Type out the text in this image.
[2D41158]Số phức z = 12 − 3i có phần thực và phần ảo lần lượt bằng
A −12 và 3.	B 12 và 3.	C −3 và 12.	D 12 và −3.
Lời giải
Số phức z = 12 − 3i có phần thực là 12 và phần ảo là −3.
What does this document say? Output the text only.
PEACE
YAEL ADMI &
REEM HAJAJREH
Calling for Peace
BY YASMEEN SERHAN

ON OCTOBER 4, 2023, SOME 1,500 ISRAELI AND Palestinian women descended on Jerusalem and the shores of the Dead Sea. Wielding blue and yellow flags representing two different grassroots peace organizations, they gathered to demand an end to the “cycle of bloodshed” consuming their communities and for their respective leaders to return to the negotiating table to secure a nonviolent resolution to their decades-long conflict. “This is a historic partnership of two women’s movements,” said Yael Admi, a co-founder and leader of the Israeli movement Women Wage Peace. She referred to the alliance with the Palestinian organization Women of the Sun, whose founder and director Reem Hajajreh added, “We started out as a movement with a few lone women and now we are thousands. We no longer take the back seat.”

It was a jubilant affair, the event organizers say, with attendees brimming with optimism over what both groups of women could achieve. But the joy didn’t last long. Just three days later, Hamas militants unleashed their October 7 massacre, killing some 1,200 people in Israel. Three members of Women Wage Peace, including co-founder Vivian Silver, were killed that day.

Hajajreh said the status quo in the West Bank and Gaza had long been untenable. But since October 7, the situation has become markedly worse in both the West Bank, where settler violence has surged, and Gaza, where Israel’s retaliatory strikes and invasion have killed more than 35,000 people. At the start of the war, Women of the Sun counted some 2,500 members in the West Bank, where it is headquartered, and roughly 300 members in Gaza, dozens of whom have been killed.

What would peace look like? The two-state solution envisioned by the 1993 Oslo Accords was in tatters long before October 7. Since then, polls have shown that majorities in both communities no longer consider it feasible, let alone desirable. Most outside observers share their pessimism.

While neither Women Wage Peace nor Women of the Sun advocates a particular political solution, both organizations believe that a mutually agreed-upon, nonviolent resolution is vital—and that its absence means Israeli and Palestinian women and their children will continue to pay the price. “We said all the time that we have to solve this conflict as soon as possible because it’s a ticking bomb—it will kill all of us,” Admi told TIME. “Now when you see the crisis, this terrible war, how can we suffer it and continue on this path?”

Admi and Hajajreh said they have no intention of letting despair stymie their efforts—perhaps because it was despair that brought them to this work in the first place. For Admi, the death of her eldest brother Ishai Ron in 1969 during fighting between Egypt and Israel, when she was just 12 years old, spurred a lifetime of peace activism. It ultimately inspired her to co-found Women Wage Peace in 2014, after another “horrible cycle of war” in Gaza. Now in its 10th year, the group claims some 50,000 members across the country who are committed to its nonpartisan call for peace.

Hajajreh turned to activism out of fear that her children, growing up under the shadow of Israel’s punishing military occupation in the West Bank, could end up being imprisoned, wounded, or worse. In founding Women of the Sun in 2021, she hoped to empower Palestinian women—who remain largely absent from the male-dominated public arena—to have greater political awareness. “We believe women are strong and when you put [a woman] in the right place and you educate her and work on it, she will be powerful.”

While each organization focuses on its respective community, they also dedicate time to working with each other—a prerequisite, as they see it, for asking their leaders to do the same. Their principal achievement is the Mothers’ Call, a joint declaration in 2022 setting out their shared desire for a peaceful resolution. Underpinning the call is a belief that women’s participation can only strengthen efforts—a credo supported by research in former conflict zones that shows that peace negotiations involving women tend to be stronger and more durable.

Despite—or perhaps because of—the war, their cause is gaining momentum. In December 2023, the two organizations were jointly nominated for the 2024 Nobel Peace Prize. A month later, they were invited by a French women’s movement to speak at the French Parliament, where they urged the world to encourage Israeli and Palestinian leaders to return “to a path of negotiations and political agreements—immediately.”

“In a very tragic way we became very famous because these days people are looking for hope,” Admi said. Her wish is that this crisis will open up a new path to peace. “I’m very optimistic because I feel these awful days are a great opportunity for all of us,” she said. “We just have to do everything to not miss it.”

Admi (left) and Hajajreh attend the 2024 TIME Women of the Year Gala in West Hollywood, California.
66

########

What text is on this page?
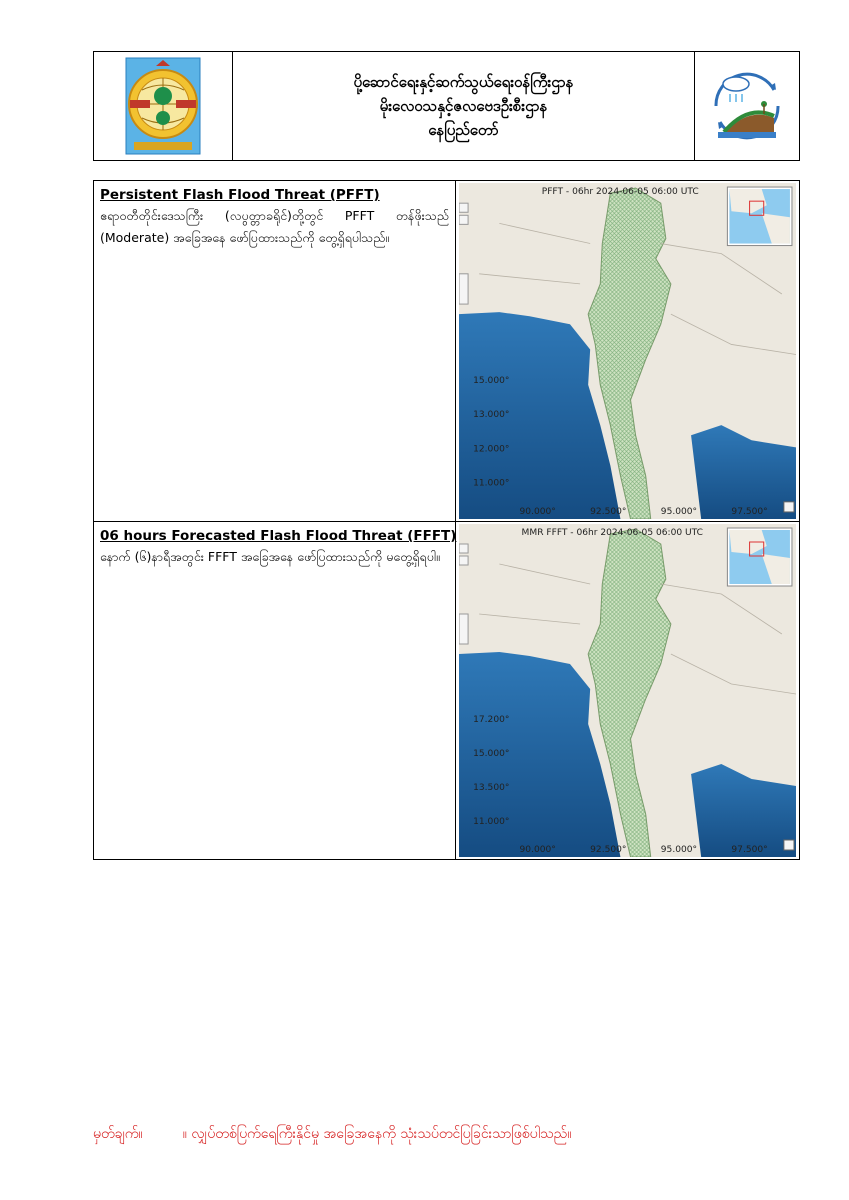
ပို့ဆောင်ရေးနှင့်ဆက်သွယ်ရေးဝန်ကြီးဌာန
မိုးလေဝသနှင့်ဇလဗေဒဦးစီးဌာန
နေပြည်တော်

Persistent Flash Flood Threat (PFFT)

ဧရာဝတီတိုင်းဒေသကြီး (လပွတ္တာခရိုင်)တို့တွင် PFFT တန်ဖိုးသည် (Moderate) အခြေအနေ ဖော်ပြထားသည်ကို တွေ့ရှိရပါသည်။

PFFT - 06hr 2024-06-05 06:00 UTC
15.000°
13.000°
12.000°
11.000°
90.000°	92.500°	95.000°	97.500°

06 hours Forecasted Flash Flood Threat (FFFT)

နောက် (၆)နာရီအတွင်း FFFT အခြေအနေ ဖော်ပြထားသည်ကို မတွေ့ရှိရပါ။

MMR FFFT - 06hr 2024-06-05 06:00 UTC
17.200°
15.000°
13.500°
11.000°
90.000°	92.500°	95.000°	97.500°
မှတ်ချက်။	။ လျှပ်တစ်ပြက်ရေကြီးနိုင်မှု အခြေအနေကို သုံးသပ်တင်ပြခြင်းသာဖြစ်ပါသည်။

########

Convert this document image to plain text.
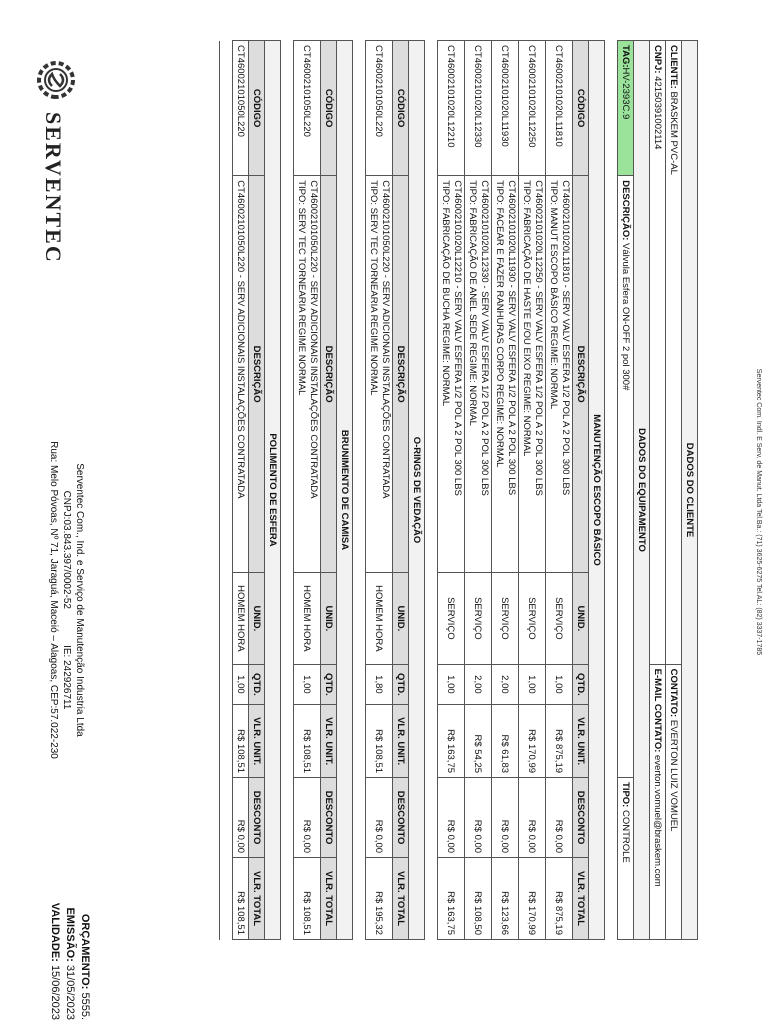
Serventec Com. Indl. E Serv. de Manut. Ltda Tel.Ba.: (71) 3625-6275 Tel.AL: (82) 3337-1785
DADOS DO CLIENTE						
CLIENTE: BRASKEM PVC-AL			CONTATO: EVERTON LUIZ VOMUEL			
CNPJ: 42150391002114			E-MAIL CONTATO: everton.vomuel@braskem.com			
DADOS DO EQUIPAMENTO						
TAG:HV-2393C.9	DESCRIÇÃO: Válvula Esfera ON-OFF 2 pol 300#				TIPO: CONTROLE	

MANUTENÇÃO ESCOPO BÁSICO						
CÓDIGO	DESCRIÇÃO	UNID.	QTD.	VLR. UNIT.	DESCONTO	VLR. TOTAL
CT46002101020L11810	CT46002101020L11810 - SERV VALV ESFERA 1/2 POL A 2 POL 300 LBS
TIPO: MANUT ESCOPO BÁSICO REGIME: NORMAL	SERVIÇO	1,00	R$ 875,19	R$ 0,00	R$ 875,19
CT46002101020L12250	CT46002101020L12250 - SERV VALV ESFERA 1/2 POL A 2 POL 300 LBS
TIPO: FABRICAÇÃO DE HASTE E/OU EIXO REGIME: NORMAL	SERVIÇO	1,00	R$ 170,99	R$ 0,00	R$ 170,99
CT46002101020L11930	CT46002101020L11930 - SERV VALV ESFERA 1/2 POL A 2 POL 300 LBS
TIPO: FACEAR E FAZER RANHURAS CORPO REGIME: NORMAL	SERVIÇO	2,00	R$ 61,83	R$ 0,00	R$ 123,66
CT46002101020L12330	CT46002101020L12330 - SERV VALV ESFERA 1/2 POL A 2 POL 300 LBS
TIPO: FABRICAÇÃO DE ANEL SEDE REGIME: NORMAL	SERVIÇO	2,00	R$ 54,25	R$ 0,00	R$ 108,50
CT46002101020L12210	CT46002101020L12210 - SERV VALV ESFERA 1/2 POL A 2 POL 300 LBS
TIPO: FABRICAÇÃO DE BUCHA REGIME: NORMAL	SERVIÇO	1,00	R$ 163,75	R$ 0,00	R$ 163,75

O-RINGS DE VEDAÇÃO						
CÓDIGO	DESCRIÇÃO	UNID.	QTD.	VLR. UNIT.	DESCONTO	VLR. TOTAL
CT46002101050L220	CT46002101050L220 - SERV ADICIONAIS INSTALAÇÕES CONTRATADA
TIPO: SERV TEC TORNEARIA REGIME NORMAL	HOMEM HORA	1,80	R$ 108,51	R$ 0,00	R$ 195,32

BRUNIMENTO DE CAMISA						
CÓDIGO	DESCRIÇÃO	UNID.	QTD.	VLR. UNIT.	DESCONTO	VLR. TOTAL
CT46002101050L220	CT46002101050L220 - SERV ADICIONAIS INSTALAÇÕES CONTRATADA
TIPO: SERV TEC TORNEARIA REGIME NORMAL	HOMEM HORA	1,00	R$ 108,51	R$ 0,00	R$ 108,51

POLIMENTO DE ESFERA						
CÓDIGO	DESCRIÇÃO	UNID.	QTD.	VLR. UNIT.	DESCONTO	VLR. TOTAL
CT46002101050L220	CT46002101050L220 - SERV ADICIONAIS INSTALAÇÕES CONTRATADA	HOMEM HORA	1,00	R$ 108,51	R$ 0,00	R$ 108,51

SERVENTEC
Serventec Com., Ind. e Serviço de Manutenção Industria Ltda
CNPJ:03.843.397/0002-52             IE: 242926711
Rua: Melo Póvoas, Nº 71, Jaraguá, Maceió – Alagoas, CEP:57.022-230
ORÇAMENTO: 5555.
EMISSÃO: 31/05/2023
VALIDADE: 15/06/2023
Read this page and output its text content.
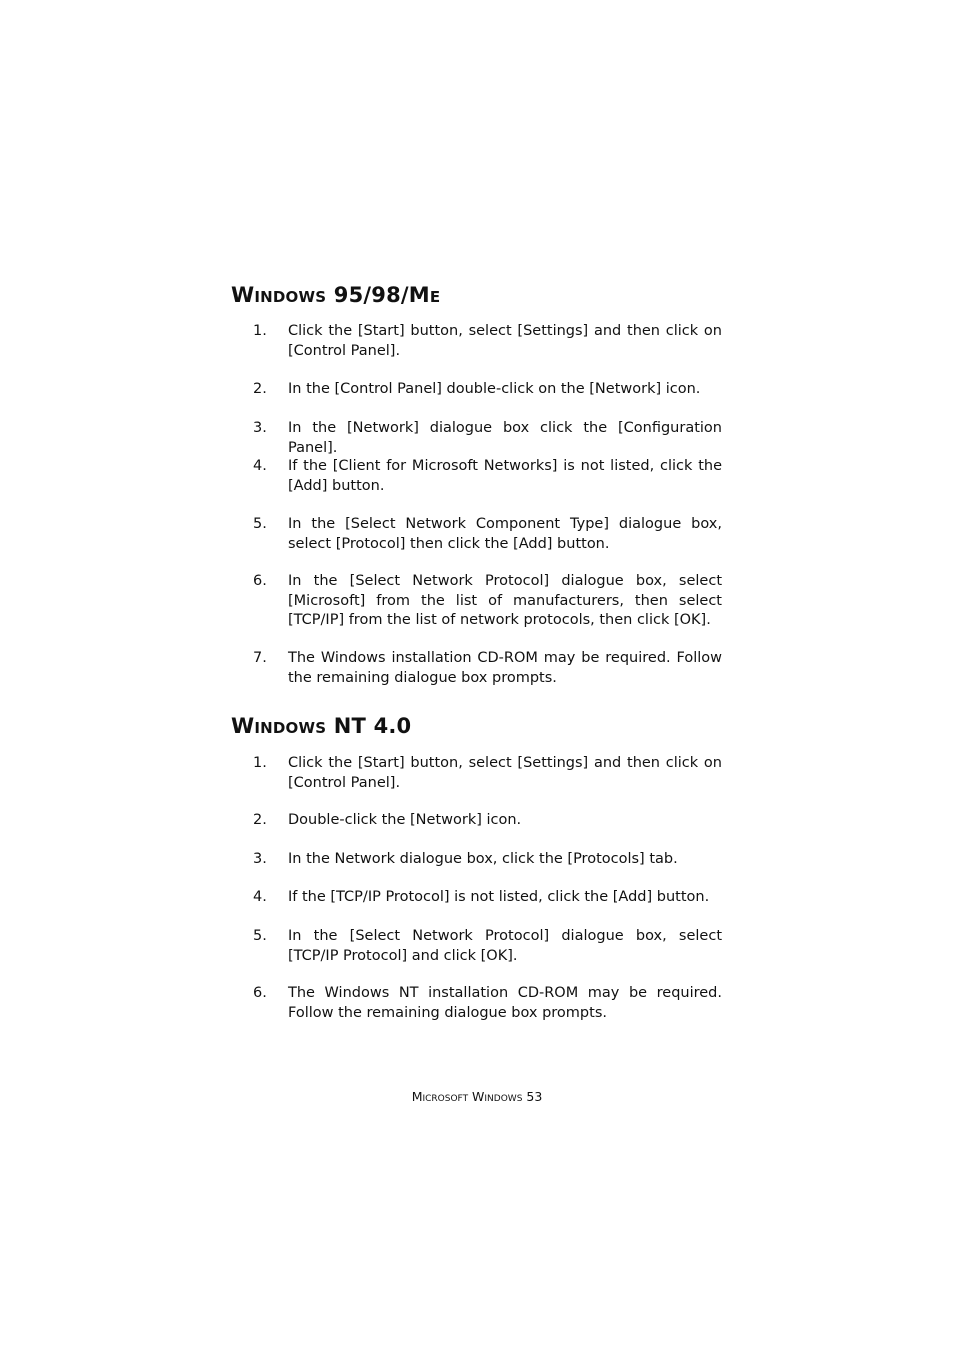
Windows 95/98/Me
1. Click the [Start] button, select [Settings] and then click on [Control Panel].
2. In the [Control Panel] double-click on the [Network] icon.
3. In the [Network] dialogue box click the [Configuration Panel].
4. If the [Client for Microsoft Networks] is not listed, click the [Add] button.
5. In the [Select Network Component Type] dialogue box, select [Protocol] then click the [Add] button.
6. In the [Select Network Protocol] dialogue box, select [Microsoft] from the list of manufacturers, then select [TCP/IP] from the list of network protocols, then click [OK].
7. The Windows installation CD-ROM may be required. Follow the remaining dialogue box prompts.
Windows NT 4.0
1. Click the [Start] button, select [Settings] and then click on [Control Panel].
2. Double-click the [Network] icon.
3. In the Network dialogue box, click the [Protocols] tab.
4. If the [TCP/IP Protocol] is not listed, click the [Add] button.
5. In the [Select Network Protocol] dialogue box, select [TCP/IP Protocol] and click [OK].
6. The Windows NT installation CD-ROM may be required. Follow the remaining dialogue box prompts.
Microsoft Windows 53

########

§ WORK TO COMPLETE: Among the lines of the records above, count those holding the string "FABRICAÇÃO", and report only the number.

§ COMPLETED EXERCISE: 3